··· Exercise input

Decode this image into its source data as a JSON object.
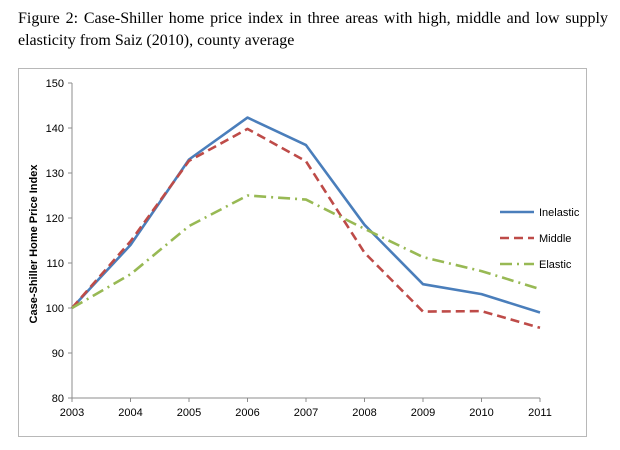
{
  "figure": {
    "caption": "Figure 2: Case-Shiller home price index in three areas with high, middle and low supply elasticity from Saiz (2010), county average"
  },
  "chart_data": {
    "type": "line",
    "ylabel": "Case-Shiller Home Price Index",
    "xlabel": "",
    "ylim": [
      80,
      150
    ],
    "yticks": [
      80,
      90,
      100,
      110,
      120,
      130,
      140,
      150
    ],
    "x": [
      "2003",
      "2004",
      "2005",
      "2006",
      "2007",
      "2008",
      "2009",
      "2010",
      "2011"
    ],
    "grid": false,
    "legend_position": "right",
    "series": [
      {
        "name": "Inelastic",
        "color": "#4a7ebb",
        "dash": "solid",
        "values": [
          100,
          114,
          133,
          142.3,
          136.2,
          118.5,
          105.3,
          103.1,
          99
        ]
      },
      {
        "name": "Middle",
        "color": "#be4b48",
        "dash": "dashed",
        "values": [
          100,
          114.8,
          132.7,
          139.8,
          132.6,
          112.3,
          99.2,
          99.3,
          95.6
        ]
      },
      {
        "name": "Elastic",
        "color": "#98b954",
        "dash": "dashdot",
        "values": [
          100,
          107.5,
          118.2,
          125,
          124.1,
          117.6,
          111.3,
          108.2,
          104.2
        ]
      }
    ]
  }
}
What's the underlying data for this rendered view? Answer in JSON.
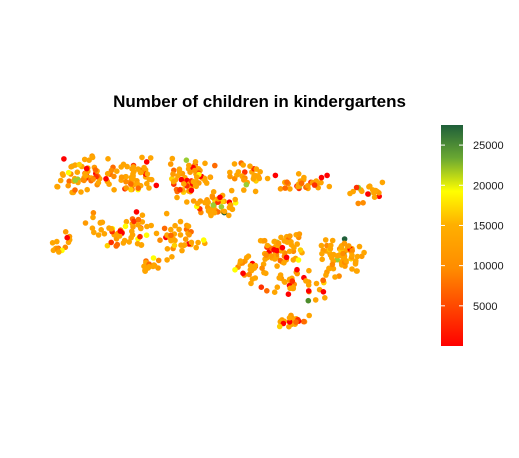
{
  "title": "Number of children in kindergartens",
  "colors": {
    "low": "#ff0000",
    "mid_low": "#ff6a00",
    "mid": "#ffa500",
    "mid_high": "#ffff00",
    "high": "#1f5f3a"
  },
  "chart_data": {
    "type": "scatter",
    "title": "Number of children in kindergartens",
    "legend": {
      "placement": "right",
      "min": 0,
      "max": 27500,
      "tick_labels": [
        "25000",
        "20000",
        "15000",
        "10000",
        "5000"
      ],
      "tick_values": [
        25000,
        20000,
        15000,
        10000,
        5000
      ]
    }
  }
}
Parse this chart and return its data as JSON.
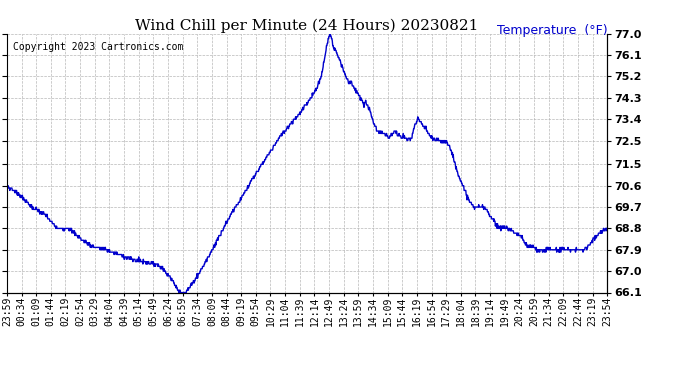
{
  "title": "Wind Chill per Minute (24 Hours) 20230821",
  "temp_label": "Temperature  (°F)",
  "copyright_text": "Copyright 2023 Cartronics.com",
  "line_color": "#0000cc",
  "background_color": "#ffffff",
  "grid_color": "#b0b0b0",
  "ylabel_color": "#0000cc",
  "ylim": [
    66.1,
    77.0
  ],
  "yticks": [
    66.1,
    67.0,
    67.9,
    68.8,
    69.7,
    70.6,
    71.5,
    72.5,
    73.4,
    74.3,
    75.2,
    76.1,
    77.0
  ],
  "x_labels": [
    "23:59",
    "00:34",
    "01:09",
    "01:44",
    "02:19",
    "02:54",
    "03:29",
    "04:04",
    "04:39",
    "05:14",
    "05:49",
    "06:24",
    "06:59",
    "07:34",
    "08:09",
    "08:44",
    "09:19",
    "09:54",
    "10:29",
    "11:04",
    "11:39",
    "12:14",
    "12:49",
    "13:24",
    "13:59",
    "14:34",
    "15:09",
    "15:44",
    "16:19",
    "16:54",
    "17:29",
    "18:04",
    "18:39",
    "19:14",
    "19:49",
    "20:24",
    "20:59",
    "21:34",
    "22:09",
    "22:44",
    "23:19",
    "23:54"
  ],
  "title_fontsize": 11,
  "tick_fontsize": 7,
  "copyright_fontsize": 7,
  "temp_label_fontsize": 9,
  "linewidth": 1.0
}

······

Copy the whole listing above word for word but do not carry over the pictures.

Decode this image into its source data as a JSON object.
{
  "figure": {
    "caption": "Figure 2: Case-Shiller home price index in three areas with high, middle and low supply elasticity from Saiz (2010), county average"
  },
  "chart_data": {
    "type": "line",
    "ylabel": "Case-Shiller Home Price Index",
    "xlabel": "",
    "ylim": [
      80,
      150
    ],
    "yticks": [
      80,
      90,
      100,
      110,
      120,
      130,
      140,
      150
    ],
    "x": [
      "2003",
      "2004",
      "2005",
      "2006",
      "2007",
      "2008",
      "2009",
      "2010",
      "2011"
    ],
    "grid": false,
    "legend_position": "right",
    "series": [
      {
        "name": "Inelastic",
        "color": "#4a7ebb",
        "dash": "solid",
        "values": [
          100,
          114,
          133,
          142.3,
          136.2,
          118.5,
          105.3,
          103.1,
          99
        ]
      },
      {
        "name": "Middle",
        "color": "#be4b48",
        "dash": "dashed",
        "values": [
          100,
          114.8,
          132.7,
          139.8,
          132.6,
          112.3,
          99.2,
          99.3,
          95.6
        ]
      },
      {
        "name": "Elastic",
        "color": "#98b954",
        "dash": "dashdot",
        "values": [
          100,
          107.5,
          118.2,
          125,
          124.1,
          117.6,
          111.3,
          108.2,
          104.2
        ]
      }
    ]
  }
}
What's the underlying data for this rendered view? Answer in JSON.
{
  "title": "Number of children in kindergartens",
  "colors": {
    "low": "#ff0000",
    "mid_low": "#ff6a00",
    "mid": "#ffa500",
    "mid_high": "#ffff00",
    "high": "#1f5f3a"
  },
  "chart_data": {
    "type": "scatter",
    "title": "Number of children in kindergartens",
    "legend": {
      "placement": "right",
      "min": 0,
      "max": 27500,
      "tick_labels": [
        "25000",
        "20000",
        "15000",
        "10000",
        "5000"
      ],
      "tick_values": [
        25000,
        20000,
        15000,
        10000,
        5000
      ]
    }
  }
}
Parse this chart and return its data as JSON.
{
  "title": "Wind Chill per Minute (24 Hours) 20230821",
  "temp_label": "Temperature  (°F)",
  "copyright_text": "Copyright 2023 Cartronics.com",
  "line_color": "#0000cc",
  "background_color": "#ffffff",
  "grid_color": "#b0b0b0",
  "ylabel_color": "#0000cc",
  "ylim": [
    66.1,
    77.0
  ],
  "yticks": [
    66.1,
    67.0,
    67.9,
    68.8,
    69.7,
    70.6,
    71.5,
    72.5,
    73.4,
    74.3,
    75.2,
    76.1,
    77.0
  ],
  "x_labels": [
    "23:59",
    "00:34",
    "01:09",
    "01:44",
    "02:19",
    "02:54",
    "03:29",
    "04:04",
    "04:39",
    "05:14",
    "05:49",
    "06:24",
    "06:59",
    "07:34",
    "08:09",
    "08:44",
    "09:19",
    "09:54",
    "10:29",
    "11:04",
    "11:39",
    "12:14",
    "12:49",
    "13:24",
    "13:59",
    "14:34",
    "15:09",
    "15:44",
    "16:19",
    "16:54",
    "17:29",
    "18:04",
    "18:39",
    "19:14",
    "19:49",
    "20:24",
    "20:59",
    "21:34",
    "22:09",
    "22:44",
    "23:19",
    "23:54"
  ],
  "title_fontsize": 11,
  "tick_fontsize": 7,
  "copyright_fontsize": 7,
  "temp_label_fontsize": 9,
  "linewidth": 1.0
}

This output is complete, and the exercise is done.